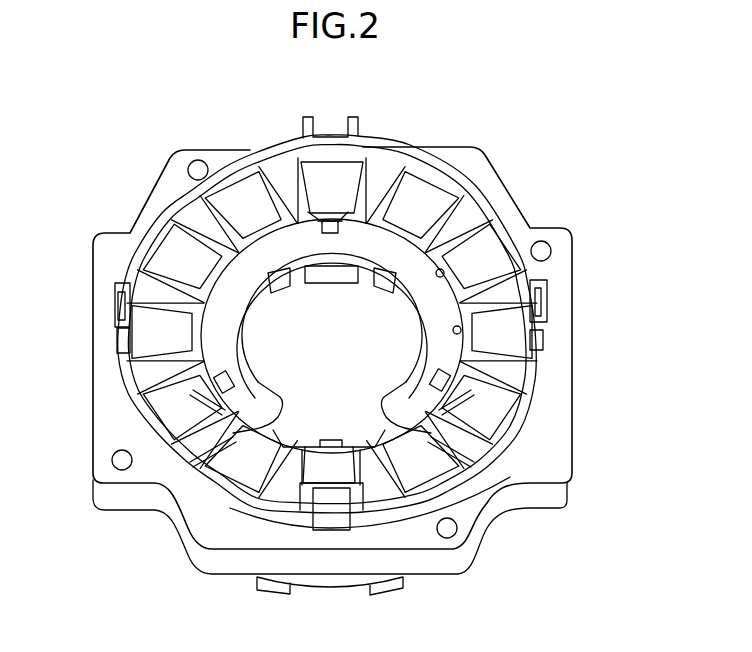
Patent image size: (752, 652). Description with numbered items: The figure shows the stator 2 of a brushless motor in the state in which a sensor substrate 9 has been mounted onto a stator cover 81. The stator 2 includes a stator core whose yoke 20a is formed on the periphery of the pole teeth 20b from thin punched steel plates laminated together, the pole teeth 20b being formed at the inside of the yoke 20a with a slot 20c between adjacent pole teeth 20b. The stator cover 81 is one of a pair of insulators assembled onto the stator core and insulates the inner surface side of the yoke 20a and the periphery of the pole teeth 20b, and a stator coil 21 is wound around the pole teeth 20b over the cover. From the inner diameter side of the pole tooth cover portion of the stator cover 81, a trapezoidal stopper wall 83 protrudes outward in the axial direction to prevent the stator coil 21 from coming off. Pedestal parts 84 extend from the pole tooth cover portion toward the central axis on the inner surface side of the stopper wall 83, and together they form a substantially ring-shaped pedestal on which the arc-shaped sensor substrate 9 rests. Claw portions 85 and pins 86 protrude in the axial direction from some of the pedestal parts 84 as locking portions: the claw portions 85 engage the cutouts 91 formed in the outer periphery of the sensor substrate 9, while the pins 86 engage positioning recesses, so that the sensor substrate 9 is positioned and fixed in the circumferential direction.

The stator 2 is at (576, 268).
The yoke 20a is at (577, 392).
The pole teeth 20b is at (347, 267).
The slot 20c is at (373, 168).
The stator coil 21 is at (405, 190).
The stator cover 81 is at (257, 140).
The sensor substrate 9 is at (390, 400).
The pedestal parts 84 is at (312, 450).
The claw portions 85 is at (228, 378).
The pins 86 is at (456, 330).
The stopper wall 83 is at (268, 432).
The cutouts 91 is at (222, 388).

------------------------------------------------

Brief → Copy out every line of the records from the start through the line containing "The sensor substrate 9 is at (390, 400).", keeping each one unchanged and leaving out the pictures.

Result for this exercise →
Patent image size: (752, 652). Description with numbered items: The figure shows the stator 2 of a brushless motor in the state in which a sensor substrate 9 has been mounted onto a stator cover 81. The stator 2 includes a stator core whose yoke 20a is formed on the periphery of the pole teeth 20b from thin punched steel plates laminated together, the pole teeth 20b being formed at the inside of the yoke 20a with a slot 20c between adjacent pole teeth 20b. The stator cover 81 is one of a pair of insulators assembled onto the stator core and insulates the inner surface side of the yoke 20a and the periphery of the pole teeth 20b, and a stator coil 21 is wound around the pole teeth 20b over the cover. From the inner diameter side of the pole tooth cover portion of the stator cover 81, a trapezoidal stopper wall 83 protrudes outward in the axial direction to prevent the stator coil 21 from coming off. Pedestal parts 84 extend from the pole tooth cover portion toward the central axis on the inner surface side of the stopper wall 83, and together they form a substantially ring-shaped pedestal on which the arc-shaped sensor substrate 9 rests. Claw portions 85 and pins 86 protrude in the axial direction from some of the pedestal parts 84 as locking portions: the claw portions 85 engage the cutouts 91 formed in the outer periphery of the sensor substrate 9, while the pins 86 engage positioning recesses, so that the sensor substrate 9 is positioned and fixed in the circumferential direction.

The stator 2 is at (576, 268).
The yoke 20a is at (577, 392).
The pole teeth 20b is at (347, 267).
The slot 20c is at (373, 168).
The stator coil 21 is at (405, 190).
The stator cover 81 is at (257, 140).
The sensor substrate 9 is at (390, 400).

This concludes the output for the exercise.